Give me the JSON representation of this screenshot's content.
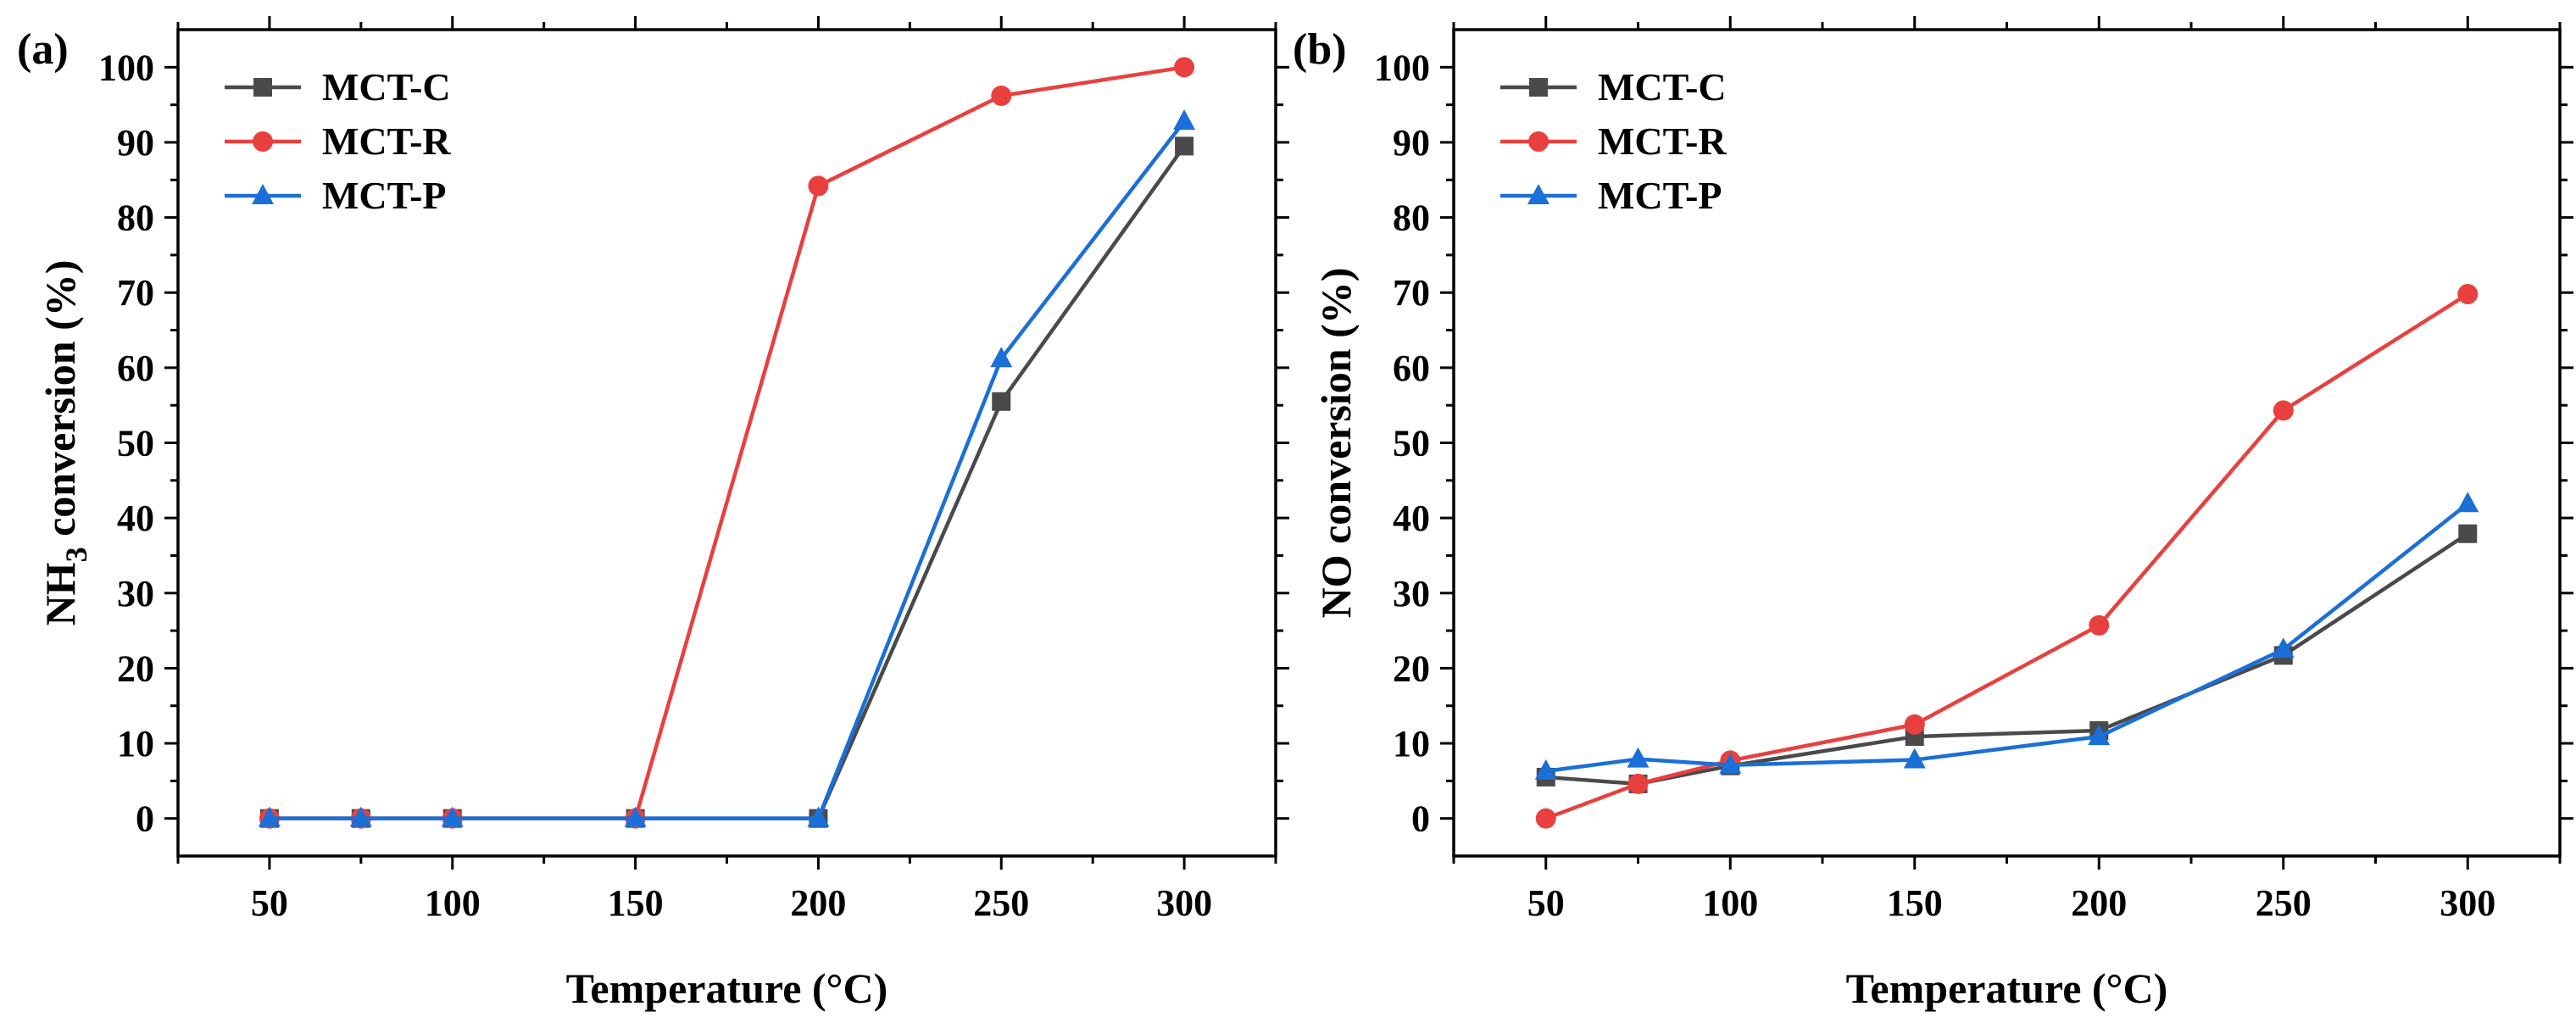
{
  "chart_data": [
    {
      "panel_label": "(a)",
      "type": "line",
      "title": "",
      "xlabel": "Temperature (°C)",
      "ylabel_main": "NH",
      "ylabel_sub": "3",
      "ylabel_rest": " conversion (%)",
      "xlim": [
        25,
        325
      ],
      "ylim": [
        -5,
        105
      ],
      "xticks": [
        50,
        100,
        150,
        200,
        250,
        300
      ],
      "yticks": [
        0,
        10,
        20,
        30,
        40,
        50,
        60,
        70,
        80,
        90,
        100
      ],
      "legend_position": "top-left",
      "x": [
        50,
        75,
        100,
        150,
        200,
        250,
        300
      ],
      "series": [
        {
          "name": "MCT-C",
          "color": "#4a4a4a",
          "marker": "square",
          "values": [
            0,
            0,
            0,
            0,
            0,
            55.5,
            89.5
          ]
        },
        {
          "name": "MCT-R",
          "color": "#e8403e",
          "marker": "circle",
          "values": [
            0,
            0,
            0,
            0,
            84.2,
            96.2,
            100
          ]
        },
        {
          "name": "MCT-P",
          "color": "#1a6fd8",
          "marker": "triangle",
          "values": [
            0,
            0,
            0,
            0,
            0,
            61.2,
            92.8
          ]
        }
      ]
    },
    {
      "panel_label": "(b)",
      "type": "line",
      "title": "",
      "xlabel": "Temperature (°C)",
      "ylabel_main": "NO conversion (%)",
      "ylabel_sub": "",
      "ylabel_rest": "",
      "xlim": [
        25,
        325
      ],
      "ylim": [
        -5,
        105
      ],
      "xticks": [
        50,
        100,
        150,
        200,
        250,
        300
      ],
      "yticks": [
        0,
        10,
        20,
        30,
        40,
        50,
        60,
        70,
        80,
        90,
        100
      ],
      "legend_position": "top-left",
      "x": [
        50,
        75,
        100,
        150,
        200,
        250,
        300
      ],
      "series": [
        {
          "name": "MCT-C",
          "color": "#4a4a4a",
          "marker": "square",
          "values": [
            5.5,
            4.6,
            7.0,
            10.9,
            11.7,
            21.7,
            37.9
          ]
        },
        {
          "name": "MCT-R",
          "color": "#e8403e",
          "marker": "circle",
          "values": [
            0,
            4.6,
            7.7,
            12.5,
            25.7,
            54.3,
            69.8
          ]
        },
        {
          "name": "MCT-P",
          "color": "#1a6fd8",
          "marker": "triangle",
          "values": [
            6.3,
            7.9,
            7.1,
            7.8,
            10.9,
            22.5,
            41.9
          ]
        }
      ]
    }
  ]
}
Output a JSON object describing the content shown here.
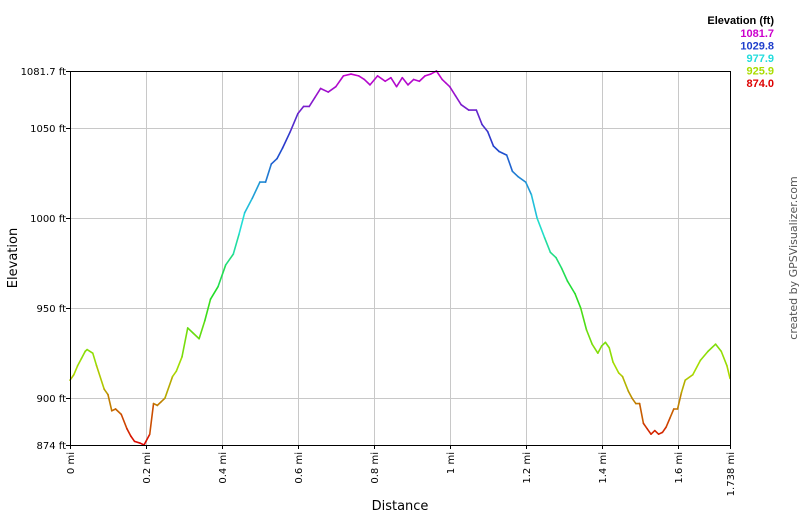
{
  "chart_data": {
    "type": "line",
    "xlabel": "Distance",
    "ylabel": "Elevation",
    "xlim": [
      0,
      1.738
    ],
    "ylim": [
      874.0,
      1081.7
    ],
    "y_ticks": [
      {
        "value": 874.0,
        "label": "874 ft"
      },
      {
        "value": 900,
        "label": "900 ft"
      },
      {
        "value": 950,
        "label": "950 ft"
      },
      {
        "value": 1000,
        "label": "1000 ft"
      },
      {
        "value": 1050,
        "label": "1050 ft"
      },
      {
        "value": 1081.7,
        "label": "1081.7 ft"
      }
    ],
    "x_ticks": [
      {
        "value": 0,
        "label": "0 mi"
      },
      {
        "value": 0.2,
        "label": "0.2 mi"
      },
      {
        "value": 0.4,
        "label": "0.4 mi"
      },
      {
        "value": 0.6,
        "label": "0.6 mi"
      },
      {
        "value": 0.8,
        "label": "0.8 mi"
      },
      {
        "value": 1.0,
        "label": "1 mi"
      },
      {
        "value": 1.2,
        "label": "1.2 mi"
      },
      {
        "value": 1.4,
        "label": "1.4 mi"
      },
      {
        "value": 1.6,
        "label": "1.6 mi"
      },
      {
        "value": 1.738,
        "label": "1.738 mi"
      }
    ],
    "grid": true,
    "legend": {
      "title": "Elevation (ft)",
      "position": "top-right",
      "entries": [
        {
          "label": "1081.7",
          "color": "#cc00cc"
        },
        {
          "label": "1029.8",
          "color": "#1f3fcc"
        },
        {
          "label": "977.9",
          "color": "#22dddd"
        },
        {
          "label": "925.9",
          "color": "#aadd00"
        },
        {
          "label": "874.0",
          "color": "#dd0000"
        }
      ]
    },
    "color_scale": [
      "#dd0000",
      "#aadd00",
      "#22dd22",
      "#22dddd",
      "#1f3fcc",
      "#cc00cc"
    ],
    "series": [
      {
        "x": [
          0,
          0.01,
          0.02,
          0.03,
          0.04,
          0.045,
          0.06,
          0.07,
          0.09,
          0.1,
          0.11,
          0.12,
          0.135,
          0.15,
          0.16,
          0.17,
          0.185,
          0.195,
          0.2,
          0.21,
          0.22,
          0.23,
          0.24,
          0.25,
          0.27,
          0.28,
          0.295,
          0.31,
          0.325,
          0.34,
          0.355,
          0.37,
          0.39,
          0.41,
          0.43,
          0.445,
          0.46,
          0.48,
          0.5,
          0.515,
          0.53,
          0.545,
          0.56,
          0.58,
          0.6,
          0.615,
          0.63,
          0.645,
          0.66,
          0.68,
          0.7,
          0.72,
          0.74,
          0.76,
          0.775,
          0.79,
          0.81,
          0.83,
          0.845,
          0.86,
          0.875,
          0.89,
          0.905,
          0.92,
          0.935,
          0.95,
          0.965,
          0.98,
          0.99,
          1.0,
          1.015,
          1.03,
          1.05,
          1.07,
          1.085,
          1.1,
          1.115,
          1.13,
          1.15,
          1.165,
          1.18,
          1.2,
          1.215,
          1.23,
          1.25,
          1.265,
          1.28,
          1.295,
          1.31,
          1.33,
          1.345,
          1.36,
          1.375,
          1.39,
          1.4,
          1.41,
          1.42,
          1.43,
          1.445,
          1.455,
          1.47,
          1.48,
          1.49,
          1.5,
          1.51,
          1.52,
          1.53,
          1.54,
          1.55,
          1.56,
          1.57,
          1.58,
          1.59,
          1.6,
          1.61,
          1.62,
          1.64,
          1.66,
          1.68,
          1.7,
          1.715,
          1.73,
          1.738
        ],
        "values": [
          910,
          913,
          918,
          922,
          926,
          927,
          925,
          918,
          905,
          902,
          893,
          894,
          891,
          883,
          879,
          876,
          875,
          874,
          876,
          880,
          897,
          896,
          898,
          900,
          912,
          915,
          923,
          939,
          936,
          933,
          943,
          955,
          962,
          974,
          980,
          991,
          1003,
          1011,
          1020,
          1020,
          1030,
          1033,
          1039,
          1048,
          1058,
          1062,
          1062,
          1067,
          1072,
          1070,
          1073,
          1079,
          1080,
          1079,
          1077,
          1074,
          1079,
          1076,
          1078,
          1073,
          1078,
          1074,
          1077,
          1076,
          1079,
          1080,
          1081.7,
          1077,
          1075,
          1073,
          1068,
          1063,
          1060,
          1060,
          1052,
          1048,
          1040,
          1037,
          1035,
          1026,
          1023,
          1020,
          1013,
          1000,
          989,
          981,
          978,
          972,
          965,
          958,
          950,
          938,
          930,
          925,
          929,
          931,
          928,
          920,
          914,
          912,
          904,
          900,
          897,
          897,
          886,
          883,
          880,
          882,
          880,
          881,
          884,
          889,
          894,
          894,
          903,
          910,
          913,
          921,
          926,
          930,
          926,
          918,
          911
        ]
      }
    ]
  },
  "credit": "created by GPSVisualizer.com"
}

━━━

» TASK TO COMPLETE: Write out the entries again, exactly as given, skipping any images.

» RESULT:
Give me the JSON representation of this screenshot's content.
{
  "chart_data": [
    {
      "panel_label": "(a)",
      "type": "line",
      "title": "",
      "xlabel": "Temperature (°C)",
      "ylabel_main": "NH",
      "ylabel_sub": "3",
      "ylabel_rest": " conversion (%)",
      "xlim": [
        25,
        325
      ],
      "ylim": [
        -5,
        105
      ],
      "xticks": [
        50,
        100,
        150,
        200,
        250,
        300
      ],
      "yticks": [
        0,
        10,
        20,
        30,
        40,
        50,
        60,
        70,
        80,
        90,
        100
      ],
      "legend_position": "top-left",
      "x": [
        50,
        75,
        100,
        150,
        200,
        250,
        300
      ],
      "series": [
        {
          "name": "MCT-C",
          "color": "#4a4a4a",
          "marker": "square",
          "values": [
            0,
            0,
            0,
            0,
            0,
            55.5,
            89.5
          ]
        },
        {
          "name": "MCT-R",
          "color": "#e8403e",
          "marker": "circle",
          "values": [
            0,
            0,
            0,
            0,
            84.2,
            96.2,
            100
          ]
        },
        {
          "name": "MCT-P",
          "color": "#1a6fd8",
          "marker": "triangle",
          "values": [
            0,
            0,
            0,
            0,
            0,
            61.2,
            92.8
          ]
        }
      ]
    },
    {
      "panel_label": "(b)",
      "type": "line",
      "title": "",
      "xlabel": "Temperature (°C)",
      "ylabel_main": "NO conversion (%)",
      "ylabel_sub": "",
      "ylabel_rest": "",
      "xlim": [
        25,
        325
      ],
      "ylim": [
        -5,
        105
      ],
      "xticks": [
        50,
        100,
        150,
        200,
        250,
        300
      ],
      "yticks": [
        0,
        10,
        20,
        30,
        40,
        50,
        60,
        70,
        80,
        90,
        100
      ],
      "legend_position": "top-left",
      "x": [
        50,
        75,
        100,
        150,
        200,
        250,
        300
      ],
      "series": [
        {
          "name": "MCT-C",
          "color": "#4a4a4a",
          "marker": "square",
          "values": [
            5.5,
            4.6,
            7.0,
            10.9,
            11.7,
            21.7,
            37.9
          ]
        },
        {
          "name": "MCT-R",
          "color": "#e8403e",
          "marker": "circle",
          "values": [
            0,
            4.6,
            7.7,
            12.5,
            25.7,
            54.3,
            69.8
          ]
        },
        {
          "name": "MCT-P",
          "color": "#1a6fd8",
          "marker": "triangle",
          "values": [
            6.3,
            7.9,
            7.1,
            7.8,
            10.9,
            22.5,
            41.9
          ]
        }
      ]
    }
  ]
}
Output a JSON object describing the content shown here.
{
  "chart_data": {
    "type": "line",
    "xlabel": "Distance",
    "ylabel": "Elevation",
    "xlim": [
      0,
      1.738
    ],
    "ylim": [
      874.0,
      1081.7
    ],
    "y_ticks": [
      {
        "value": 874.0,
        "label": "874 ft"
      },
      {
        "value": 900,
        "label": "900 ft"
      },
      {
        "value": 950,
        "label": "950 ft"
      },
      {
        "value": 1000,
        "label": "1000 ft"
      },
      {
        "value": 1050,
        "label": "1050 ft"
      },
      {
        "value": 1081.7,
        "label": "1081.7 ft"
      }
    ],
    "x_ticks": [
      {
        "value": 0,
        "label": "0 mi"
      },
      {
        "value": 0.2,
        "label": "0.2 mi"
      },
      {
        "value": 0.4,
        "label": "0.4 mi"
      },
      {
        "value": 0.6,
        "label": "0.6 mi"
      },
      {
        "value": 0.8,
        "label": "0.8 mi"
      },
      {
        "value": 1.0,
        "label": "1 mi"
      },
      {
        "value": 1.2,
        "label": "1.2 mi"
      },
      {
        "value": 1.4,
        "label": "1.4 mi"
      },
      {
        "value": 1.6,
        "label": "1.6 mi"
      },
      {
        "value": 1.738,
        "label": "1.738 mi"
      }
    ],
    "grid": true,
    "legend": {
      "title": "Elevation (ft)",
      "position": "top-right",
      "entries": [
        {
          "label": "1081.7",
          "color": "#cc00cc"
        },
        {
          "label": "1029.8",
          "color": "#1f3fcc"
        },
        {
          "label": "977.9",
          "color": "#22dddd"
        },
        {
          "label": "925.9",
          "color": "#aadd00"
        },
        {
          "label": "874.0",
          "color": "#dd0000"
        }
      ]
    },
    "color_scale": [
      "#dd0000",
      "#aadd00",
      "#22dd22",
      "#22dddd",
      "#1f3fcc",
      "#cc00cc"
    ],
    "series": [
      {
        "x": [
          0,
          0.01,
          0.02,
          0.03,
          0.04,
          0.045,
          0.06,
          0.07,
          0.09,
          0.1,
          0.11,
          0.12,
          0.135,
          0.15,
          0.16,
          0.17,
          0.185,
          0.195,
          0.2,
          0.21,
          0.22,
          0.23,
          0.24,
          0.25,
          0.27,
          0.28,
          0.295,
          0.31,
          0.325,
          0.34,
          0.355,
          0.37,
          0.39,
          0.41,
          0.43,
          0.445,
          0.46,
          0.48,
          0.5,
          0.515,
          0.53,
          0.545,
          0.56,
          0.58,
          0.6,
          0.615,
          0.63,
          0.645,
          0.66,
          0.68,
          0.7,
          0.72,
          0.74,
          0.76,
          0.775,
          0.79,
          0.81,
          0.83,
          0.845,
          0.86,
          0.875,
          0.89,
          0.905,
          0.92,
          0.935,
          0.95,
          0.965,
          0.98,
          0.99,
          1.0,
          1.015,
          1.03,
          1.05,
          1.07,
          1.085,
          1.1,
          1.115,
          1.13,
          1.15,
          1.165,
          1.18,
          1.2,
          1.215,
          1.23,
          1.25,
          1.265,
          1.28,
          1.295,
          1.31,
          1.33,
          1.345,
          1.36,
          1.375,
          1.39,
          1.4,
          1.41,
          1.42,
          1.43,
          1.445,
          1.455,
          1.47,
          1.48,
          1.49,
          1.5,
          1.51,
          1.52,
          1.53,
          1.54,
          1.55,
          1.56,
          1.57,
          1.58,
          1.59,
          1.6,
          1.61,
          1.62,
          1.64,
          1.66,
          1.68,
          1.7,
          1.715,
          1.73,
          1.738
        ],
        "values": [
          910,
          913,
          918,
          922,
          926,
          927,
          925,
          918,
          905,
          902,
          893,
          894,
          891,
          883,
          879,
          876,
          875,
          874,
          876,
          880,
          897,
          896,
          898,
          900,
          912,
          915,
          923,
          939,
          936,
          933,
          943,
          955,
          962,
          974,
          980,
          991,
          1003,
          1011,
          1020,
          1020,
          1030,
          1033,
          1039,
          1048,
          1058,
          1062,
          1062,
          1067,
          1072,
          1070,
          1073,
          1079,
          1080,
          1079,
          1077,
          1074,
          1079,
          1076,
          1078,
          1073,
          1078,
          1074,
          1077,
          1076,
          1079,
          1080,
          1081.7,
          1077,
          1075,
          1073,
          1068,
          1063,
          1060,
          1060,
          1052,
          1048,
          1040,
          1037,
          1035,
          1026,
          1023,
          1020,
          1013,
          1000,
          989,
          981,
          978,
          972,
          965,
          958,
          950,
          938,
          930,
          925,
          929,
          931,
          928,
          920,
          914,
          912,
          904,
          900,
          897,
          897,
          886,
          883,
          880,
          882,
          880,
          881,
          884,
          889,
          894,
          894,
          903,
          910,
          913,
          921,
          926,
          930,
          926,
          918,
          911
        ]
      }
    ]
  },
  "credit": "created by GPSVisualizer.com"
}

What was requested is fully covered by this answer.